┌─ RECORD SET
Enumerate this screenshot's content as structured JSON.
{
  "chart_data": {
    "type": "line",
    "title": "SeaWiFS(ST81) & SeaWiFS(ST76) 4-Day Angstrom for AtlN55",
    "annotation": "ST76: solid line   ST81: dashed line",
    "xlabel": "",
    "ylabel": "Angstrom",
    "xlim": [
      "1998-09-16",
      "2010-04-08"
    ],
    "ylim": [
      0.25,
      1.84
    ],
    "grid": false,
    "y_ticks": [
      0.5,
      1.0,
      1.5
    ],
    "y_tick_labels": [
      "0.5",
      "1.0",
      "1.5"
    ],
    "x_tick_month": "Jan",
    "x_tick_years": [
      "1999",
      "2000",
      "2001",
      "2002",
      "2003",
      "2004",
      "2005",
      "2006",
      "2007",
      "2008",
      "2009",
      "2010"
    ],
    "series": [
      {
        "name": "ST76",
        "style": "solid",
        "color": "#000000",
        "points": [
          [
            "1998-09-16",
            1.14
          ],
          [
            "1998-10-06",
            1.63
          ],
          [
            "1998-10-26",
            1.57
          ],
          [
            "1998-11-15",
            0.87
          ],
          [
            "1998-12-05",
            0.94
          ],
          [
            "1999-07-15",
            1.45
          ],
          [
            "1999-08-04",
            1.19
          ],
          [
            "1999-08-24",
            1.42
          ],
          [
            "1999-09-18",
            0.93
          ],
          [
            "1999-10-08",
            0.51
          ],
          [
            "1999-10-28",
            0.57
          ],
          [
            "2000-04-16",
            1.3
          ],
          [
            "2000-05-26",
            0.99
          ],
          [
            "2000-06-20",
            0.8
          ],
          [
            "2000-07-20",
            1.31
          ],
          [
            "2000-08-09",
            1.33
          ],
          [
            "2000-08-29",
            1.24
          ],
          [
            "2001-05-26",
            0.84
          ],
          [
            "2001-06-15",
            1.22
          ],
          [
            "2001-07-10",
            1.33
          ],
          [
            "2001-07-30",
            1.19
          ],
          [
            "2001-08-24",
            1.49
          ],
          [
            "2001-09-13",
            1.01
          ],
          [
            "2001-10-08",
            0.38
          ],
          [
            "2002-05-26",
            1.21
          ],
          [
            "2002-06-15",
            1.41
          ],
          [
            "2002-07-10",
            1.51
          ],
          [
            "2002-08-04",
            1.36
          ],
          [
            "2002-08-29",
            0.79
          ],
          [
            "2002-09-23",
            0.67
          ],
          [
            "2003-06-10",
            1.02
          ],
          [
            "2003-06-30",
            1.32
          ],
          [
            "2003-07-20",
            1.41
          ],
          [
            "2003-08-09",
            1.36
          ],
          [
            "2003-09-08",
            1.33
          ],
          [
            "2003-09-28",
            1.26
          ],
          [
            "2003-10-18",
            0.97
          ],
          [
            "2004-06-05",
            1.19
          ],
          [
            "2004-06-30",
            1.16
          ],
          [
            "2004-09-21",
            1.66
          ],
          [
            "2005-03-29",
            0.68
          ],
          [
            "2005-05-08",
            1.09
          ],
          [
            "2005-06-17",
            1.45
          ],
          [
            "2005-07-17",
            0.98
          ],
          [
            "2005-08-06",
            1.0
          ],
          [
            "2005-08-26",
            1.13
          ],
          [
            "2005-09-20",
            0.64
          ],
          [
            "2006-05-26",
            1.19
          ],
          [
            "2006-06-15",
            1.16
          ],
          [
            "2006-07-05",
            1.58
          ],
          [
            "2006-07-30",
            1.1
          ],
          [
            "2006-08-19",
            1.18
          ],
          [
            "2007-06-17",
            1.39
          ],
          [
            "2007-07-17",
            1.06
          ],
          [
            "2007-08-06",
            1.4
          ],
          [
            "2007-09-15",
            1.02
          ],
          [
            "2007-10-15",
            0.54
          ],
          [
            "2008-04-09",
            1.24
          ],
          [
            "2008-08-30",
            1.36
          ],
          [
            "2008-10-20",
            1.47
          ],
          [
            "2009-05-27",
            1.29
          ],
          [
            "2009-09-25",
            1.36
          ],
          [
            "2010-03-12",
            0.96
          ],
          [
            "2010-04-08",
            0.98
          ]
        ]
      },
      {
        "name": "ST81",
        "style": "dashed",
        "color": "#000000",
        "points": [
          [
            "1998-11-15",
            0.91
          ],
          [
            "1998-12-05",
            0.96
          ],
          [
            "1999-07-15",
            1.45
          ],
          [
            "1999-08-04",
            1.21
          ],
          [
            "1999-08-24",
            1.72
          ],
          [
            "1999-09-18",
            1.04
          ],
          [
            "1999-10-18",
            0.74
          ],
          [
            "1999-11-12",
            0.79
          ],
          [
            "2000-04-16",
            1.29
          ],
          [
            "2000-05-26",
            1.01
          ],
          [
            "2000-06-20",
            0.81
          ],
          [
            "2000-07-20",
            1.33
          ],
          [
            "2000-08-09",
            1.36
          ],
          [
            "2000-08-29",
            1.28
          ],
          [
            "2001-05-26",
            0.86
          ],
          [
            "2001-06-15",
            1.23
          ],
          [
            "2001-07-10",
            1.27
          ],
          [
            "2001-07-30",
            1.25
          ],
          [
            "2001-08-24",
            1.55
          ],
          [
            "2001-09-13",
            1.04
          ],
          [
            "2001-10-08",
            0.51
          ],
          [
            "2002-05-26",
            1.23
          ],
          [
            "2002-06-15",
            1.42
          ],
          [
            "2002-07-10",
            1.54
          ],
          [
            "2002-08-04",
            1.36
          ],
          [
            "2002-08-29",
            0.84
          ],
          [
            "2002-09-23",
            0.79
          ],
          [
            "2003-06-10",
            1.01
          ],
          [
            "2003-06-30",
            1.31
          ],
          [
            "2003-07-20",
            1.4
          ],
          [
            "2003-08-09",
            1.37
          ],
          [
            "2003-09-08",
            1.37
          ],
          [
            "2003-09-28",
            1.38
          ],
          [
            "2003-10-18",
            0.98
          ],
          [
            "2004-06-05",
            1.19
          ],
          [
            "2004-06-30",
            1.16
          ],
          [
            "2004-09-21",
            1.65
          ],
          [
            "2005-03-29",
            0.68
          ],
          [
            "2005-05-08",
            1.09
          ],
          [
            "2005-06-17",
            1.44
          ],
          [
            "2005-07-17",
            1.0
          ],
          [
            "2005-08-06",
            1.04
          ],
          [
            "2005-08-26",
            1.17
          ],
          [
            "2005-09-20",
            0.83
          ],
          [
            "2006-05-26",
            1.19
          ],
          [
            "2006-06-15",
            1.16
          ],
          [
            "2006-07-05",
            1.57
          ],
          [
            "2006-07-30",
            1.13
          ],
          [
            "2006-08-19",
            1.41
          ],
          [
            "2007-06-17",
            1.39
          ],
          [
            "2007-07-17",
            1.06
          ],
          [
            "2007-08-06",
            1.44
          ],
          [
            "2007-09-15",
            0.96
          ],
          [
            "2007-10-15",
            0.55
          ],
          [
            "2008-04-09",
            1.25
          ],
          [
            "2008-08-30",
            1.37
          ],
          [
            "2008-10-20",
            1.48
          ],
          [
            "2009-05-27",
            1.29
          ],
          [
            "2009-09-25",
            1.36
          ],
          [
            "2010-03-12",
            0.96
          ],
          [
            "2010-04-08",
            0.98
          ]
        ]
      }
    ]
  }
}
└─
■ TASK STATEMENT
Print the whole listing exactly as it is.

■ SOLUTION
Enumerate this screenshot's content as structured JSON.
{
  "chart_data": {
    "type": "line",
    "title": "SeaWiFS(ST81) & SeaWiFS(ST76) 4-Day Angstrom for AtlN55",
    "annotation": "ST76: solid line   ST81: dashed line",
    "xlabel": "",
    "ylabel": "Angstrom",
    "xlim": [
      "1998-09-16",
      "2010-04-08"
    ],
    "ylim": [
      0.25,
      1.84
    ],
    "grid": false,
    "y_ticks": [
      0.5,
      1.0,
      1.5
    ],
    "y_tick_labels": [
      "0.5",
      "1.0",
      "1.5"
    ],
    "x_tick_month": "Jan",
    "x_tick_years": [
      "1999",
      "2000",
      "2001",
      "2002",
      "2003",
      "2004",
      "2005",
      "2006",
      "2007",
      "2008",
      "2009",
      "2010"
    ],
    "series": [
      {
        "name": "ST76",
        "style": "solid",
        "color": "#000000",
        "points": [
          [
            "1998-09-16",
            1.14
          ],
          [
            "1998-10-06",
            1.63
          ],
          [
            "1998-10-26",
            1.57
          ],
          [
            "1998-11-15",
            0.87
          ],
          [
            "1998-12-05",
            0.94
          ],
          [
            "1999-07-15",
            1.45
          ],
          [
            "1999-08-04",
            1.19
          ],
          [
            "1999-08-24",
            1.42
          ],
          [
            "1999-09-18",
            0.93
          ],
          [
            "1999-10-08",
            0.51
          ],
          [
            "1999-10-28",
            0.57
          ],
          [
            "2000-04-16",
            1.3
          ],
          [
            "2000-05-26",
            0.99
          ],
          [
            "2000-06-20",
            0.8
          ],
          [
            "2000-07-20",
            1.31
          ],
          [
            "2000-08-09",
            1.33
          ],
          [
            "2000-08-29",
            1.24
          ],
          [
            "2001-05-26",
            0.84
          ],
          [
            "2001-06-15",
            1.22
          ],
          [
            "2001-07-10",
            1.33
          ],
          [
            "2001-07-30",
            1.19
          ],
          [
            "2001-08-24",
            1.49
          ],
          [
            "2001-09-13",
            1.01
          ],
          [
            "2001-10-08",
            0.38
          ],
          [
            "2002-05-26",
            1.21
          ],
          [
            "2002-06-15",
            1.41
          ],
          [
            "2002-07-10",
            1.51
          ],
          [
            "2002-08-04",
            1.36
          ],
          [
            "2002-08-29",
            0.79
          ],
          [
            "2002-09-23",
            0.67
          ],
          [
            "2003-06-10",
            1.02
          ],
          [
            "2003-06-30",
            1.32
          ],
          [
            "2003-07-20",
            1.41
          ],
          [
            "2003-08-09",
            1.36
          ],
          [
            "2003-09-08",
            1.33
          ],
          [
            "2003-09-28",
            1.26
          ],
          [
            "2003-10-18",
            0.97
          ],
          [
            "2004-06-05",
            1.19
          ],
          [
            "2004-06-30",
            1.16
          ],
          [
            "2004-09-21",
            1.66
          ],
          [
            "2005-03-29",
            0.68
          ],
          [
            "2005-05-08",
            1.09
          ],
          [
            "2005-06-17",
            1.45
          ],
          [
            "2005-07-17",
            0.98
          ],
          [
            "2005-08-06",
            1.0
          ],
          [
            "2005-08-26",
            1.13
          ],
          [
            "2005-09-20",
            0.64
          ],
          [
            "2006-05-26",
            1.19
          ],
          [
            "2006-06-15",
            1.16
          ],
          [
            "2006-07-05",
            1.58
          ],
          [
            "2006-07-30",
            1.1
          ],
          [
            "2006-08-19",
            1.18
          ],
          [
            "2007-06-17",
            1.39
          ],
          [
            "2007-07-17",
            1.06
          ],
          [
            "2007-08-06",
            1.4
          ],
          [
            "2007-09-15",
            1.02
          ],
          [
            "2007-10-15",
            0.54
          ],
          [
            "2008-04-09",
            1.24
          ],
          [
            "2008-08-30",
            1.36
          ],
          [
            "2008-10-20",
            1.47
          ],
          [
            "2009-05-27",
            1.29
          ],
          [
            "2009-09-25",
            1.36
          ],
          [
            "2010-03-12",
            0.96
          ],
          [
            "2010-04-08",
            0.98
          ]
        ]
      },
      {
        "name": "ST81",
        "style": "dashed",
        "color": "#000000",
        "points": [
          [
            "1998-11-15",
            0.91
          ],
          [
            "1998-12-05",
            0.96
          ],
          [
            "1999-07-15",
            1.45
          ],
          [
            "1999-08-04",
            1.21
          ],
          [
            "1999-08-24",
            1.72
          ],
          [
            "1999-09-18",
            1.04
          ],
          [
            "1999-10-18",
            0.74
          ],
          [
            "1999-11-12",
            0.79
          ],
          [
            "2000-04-16",
            1.29
          ],
          [
            "2000-05-26",
            1.01
          ],
          [
            "2000-06-20",
            0.81
          ],
          [
            "2000-07-20",
            1.33
          ],
          [
            "2000-08-09",
            1.36
          ],
          [
            "2000-08-29",
            1.28
          ],
          [
            "2001-05-26",
            0.86
          ],
          [
            "2001-06-15",
            1.23
          ],
          [
            "2001-07-10",
            1.27
          ],
          [
            "2001-07-30",
            1.25
          ],
          [
            "2001-08-24",
            1.55
          ],
          [
            "2001-09-13",
            1.04
          ],
          [
            "2001-10-08",
            0.51
          ],
          [
            "2002-05-26",
            1.23
          ],
          [
            "2002-06-15",
            1.42
          ],
          [
            "2002-07-10",
            1.54
          ],
          [
            "2002-08-04",
            1.36
          ],
          [
            "2002-08-29",
            0.84
          ],
          [
            "2002-09-23",
            0.79
          ],
          [
            "2003-06-10",
            1.01
          ],
          [
            "2003-06-30",
            1.31
          ],
          [
            "2003-07-20",
            1.4
          ],
          [
            "2003-08-09",
            1.37
          ],
          [
            "2003-09-08",
            1.37
          ],
          [
            "2003-09-28",
            1.38
          ],
          [
            "2003-10-18",
            0.98
          ],
          [
            "2004-06-05",
            1.19
          ],
          [
            "2004-06-30",
            1.16
          ],
          [
            "2004-09-21",
            1.65
          ],
          [
            "2005-03-29",
            0.68
          ],
          [
            "2005-05-08",
            1.09
          ],
          [
            "2005-06-17",
            1.44
          ],
          [
            "2005-07-17",
            1.0
          ],
          [
            "2005-08-06",
            1.04
          ],
          [
            "2005-08-26",
            1.17
          ],
          [
            "2005-09-20",
            0.83
          ],
          [
            "2006-05-26",
            1.19
          ],
          [
            "2006-06-15",
            1.16
          ],
          [
            "2006-07-05",
            1.57
          ],
          [
            "2006-07-30",
            1.13
          ],
          [
            "2006-08-19",
            1.41
          ],
          [
            "2007-06-17",
            1.39
          ],
          [
            "2007-07-17",
            1.06
          ],
          [
            "2007-08-06",
            1.44
          ],
          [
            "2007-09-15",
            0.96
          ],
          [
            "2007-10-15",
            0.55
          ],
          [
            "2008-04-09",
            1.25
          ],
          [
            "2008-08-30",
            1.37
          ],
          [
            "2008-10-20",
            1.48
          ],
          [
            "2009-05-27",
            1.29
          ],
          [
            "2009-09-25",
            1.36
          ],
          [
            "2010-03-12",
            0.96
          ],
          [
            "2010-04-08",
            0.98
          ]
        ]
      }
    ]
  }
}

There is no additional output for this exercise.